• [Stated problem] Report every line in the listing below where the string "segmentelor" shows up.
--- start of Exercise material ---
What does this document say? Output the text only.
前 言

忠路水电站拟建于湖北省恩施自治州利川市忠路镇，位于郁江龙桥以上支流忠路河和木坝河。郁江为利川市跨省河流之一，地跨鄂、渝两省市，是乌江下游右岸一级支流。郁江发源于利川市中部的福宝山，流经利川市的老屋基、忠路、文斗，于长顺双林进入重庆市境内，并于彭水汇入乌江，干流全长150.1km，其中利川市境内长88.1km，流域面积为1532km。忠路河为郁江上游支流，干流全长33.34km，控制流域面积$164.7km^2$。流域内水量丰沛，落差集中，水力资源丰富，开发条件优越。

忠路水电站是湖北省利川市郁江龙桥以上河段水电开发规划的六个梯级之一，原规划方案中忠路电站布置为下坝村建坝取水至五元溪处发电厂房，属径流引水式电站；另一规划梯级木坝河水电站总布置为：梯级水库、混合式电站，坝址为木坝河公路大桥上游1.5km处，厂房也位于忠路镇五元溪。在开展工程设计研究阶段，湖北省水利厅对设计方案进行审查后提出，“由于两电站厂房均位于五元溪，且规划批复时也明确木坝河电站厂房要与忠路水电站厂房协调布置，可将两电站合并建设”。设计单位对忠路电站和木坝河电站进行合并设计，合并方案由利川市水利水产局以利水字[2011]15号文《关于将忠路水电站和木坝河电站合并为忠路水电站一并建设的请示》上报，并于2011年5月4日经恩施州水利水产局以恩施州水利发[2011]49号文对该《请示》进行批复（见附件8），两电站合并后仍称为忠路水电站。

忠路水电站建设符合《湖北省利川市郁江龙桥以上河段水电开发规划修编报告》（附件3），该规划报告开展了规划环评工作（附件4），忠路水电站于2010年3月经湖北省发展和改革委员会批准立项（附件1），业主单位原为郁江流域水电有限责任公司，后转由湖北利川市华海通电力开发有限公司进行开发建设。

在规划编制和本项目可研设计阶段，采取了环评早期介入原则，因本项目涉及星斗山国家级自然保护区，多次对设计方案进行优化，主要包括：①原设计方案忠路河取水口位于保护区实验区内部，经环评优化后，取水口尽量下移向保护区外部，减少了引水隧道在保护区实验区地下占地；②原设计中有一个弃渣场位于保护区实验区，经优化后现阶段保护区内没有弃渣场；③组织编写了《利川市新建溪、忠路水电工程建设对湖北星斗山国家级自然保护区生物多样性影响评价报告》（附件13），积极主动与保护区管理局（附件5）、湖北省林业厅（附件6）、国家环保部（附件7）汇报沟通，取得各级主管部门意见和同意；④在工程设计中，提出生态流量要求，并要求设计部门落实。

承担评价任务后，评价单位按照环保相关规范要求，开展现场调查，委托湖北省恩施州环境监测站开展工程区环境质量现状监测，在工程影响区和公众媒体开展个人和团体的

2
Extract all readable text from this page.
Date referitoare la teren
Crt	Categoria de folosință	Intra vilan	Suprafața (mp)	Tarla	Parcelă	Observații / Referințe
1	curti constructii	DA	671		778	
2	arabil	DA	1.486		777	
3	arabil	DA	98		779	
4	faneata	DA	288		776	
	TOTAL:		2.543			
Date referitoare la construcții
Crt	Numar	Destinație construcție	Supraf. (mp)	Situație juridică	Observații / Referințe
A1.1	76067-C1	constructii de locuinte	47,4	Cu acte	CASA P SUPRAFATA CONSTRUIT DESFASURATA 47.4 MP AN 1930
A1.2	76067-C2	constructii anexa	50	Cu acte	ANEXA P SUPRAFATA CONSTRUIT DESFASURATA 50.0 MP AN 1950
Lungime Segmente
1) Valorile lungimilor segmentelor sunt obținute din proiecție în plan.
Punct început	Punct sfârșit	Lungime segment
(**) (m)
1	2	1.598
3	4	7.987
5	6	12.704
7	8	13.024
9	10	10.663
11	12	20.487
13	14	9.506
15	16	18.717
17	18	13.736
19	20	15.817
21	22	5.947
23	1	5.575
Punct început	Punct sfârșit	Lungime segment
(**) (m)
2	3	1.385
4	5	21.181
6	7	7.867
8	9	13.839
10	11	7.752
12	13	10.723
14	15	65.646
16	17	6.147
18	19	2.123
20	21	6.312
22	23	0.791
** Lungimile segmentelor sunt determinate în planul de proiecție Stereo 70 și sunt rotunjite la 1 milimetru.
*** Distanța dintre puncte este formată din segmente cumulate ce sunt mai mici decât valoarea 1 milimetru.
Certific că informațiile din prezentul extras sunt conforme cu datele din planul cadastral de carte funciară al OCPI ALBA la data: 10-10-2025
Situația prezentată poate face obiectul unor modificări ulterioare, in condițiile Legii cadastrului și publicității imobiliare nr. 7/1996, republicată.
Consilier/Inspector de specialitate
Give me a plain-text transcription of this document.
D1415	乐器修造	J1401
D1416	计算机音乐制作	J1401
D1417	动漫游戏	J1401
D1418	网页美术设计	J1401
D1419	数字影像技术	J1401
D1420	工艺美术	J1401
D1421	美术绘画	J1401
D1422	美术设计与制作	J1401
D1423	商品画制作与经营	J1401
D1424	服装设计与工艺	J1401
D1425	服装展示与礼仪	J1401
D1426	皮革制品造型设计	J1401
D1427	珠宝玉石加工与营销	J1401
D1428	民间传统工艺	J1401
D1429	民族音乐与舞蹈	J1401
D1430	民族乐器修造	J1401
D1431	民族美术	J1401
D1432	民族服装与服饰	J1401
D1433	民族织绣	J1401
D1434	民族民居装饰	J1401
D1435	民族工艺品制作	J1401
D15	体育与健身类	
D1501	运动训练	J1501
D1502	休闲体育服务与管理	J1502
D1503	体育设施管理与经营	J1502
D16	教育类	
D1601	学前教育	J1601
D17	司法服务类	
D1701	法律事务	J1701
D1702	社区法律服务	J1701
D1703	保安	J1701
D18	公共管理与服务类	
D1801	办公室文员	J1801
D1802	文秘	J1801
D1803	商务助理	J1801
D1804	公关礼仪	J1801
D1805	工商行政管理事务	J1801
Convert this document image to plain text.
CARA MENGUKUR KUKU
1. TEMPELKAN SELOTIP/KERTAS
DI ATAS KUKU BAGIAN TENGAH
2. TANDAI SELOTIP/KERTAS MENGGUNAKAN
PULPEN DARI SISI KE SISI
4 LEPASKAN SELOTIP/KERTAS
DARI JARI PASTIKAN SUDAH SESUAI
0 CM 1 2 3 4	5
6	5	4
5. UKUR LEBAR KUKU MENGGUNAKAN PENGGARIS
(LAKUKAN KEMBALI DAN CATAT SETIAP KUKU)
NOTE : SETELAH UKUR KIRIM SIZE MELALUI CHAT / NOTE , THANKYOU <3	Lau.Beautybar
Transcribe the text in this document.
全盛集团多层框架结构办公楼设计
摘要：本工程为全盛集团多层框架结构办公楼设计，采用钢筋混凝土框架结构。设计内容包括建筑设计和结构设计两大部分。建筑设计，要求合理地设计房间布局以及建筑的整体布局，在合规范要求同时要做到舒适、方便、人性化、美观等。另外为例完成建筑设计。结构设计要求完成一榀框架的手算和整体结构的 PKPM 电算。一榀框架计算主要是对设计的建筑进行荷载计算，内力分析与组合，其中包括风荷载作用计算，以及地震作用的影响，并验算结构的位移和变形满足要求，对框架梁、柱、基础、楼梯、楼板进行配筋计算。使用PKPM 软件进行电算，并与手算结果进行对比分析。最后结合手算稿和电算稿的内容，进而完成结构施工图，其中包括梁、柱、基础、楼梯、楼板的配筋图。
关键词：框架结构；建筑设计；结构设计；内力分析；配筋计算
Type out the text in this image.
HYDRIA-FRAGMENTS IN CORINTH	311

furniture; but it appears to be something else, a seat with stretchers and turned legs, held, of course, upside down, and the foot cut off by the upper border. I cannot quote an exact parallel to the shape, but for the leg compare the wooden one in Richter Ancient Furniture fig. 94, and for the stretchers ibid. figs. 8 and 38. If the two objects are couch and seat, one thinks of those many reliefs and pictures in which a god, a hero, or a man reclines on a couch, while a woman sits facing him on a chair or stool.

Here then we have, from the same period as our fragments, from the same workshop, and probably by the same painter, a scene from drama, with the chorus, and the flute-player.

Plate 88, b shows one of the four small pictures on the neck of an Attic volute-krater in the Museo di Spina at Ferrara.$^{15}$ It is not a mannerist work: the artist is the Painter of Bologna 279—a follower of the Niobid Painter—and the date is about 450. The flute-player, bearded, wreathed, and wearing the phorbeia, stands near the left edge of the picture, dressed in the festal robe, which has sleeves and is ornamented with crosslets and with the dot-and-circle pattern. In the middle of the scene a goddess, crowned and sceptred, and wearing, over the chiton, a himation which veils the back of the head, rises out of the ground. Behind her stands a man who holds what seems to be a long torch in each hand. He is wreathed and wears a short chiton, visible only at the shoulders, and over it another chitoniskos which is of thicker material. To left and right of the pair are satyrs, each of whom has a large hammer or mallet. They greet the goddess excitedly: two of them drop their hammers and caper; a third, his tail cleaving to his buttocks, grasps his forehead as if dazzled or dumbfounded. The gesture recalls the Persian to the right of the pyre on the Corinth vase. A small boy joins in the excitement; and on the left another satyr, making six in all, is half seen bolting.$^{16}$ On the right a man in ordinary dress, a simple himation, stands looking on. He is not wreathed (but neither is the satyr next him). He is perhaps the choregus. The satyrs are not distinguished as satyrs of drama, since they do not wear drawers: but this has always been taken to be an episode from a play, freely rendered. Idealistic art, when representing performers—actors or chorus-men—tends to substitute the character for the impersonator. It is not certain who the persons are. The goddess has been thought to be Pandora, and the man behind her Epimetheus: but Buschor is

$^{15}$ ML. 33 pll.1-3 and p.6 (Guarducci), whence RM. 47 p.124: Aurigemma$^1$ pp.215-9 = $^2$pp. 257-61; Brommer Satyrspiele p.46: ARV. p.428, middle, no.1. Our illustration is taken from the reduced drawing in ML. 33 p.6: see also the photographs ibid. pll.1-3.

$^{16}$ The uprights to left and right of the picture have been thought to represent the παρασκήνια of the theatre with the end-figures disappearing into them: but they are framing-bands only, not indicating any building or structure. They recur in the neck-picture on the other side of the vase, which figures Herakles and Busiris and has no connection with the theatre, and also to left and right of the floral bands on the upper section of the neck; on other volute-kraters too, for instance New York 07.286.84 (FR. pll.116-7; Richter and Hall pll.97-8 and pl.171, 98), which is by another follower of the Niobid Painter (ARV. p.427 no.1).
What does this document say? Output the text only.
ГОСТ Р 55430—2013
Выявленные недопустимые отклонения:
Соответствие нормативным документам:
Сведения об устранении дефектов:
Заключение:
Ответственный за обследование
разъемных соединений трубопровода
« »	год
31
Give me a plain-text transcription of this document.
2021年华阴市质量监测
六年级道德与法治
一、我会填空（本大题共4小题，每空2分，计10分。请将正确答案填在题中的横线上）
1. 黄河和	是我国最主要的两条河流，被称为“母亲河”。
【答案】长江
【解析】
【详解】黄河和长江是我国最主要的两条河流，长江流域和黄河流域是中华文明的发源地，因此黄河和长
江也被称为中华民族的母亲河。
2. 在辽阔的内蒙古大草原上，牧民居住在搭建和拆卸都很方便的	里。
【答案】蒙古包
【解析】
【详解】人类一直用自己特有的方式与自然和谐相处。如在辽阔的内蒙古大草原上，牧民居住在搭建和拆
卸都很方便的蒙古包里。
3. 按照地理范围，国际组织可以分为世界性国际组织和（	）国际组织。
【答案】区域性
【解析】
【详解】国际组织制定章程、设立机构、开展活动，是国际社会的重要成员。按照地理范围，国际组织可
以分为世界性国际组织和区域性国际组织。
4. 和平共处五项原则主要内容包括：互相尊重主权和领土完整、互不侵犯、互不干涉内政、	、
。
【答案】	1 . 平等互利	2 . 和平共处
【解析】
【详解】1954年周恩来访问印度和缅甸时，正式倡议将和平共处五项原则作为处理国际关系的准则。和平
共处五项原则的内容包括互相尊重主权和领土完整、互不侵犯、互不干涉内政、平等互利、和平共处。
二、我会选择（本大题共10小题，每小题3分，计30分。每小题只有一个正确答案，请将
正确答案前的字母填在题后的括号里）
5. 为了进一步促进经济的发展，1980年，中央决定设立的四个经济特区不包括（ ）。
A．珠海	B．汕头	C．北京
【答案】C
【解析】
--- end of Exercise material ---
• [Complete answer]
1) Valorile lungimilor segmentelor sunt obținute din proiecție în plan.
** Lungimile segmentelor sunt determinate în planul de proiecție Stereo 70 și sunt rotunjite la 1 milimetru.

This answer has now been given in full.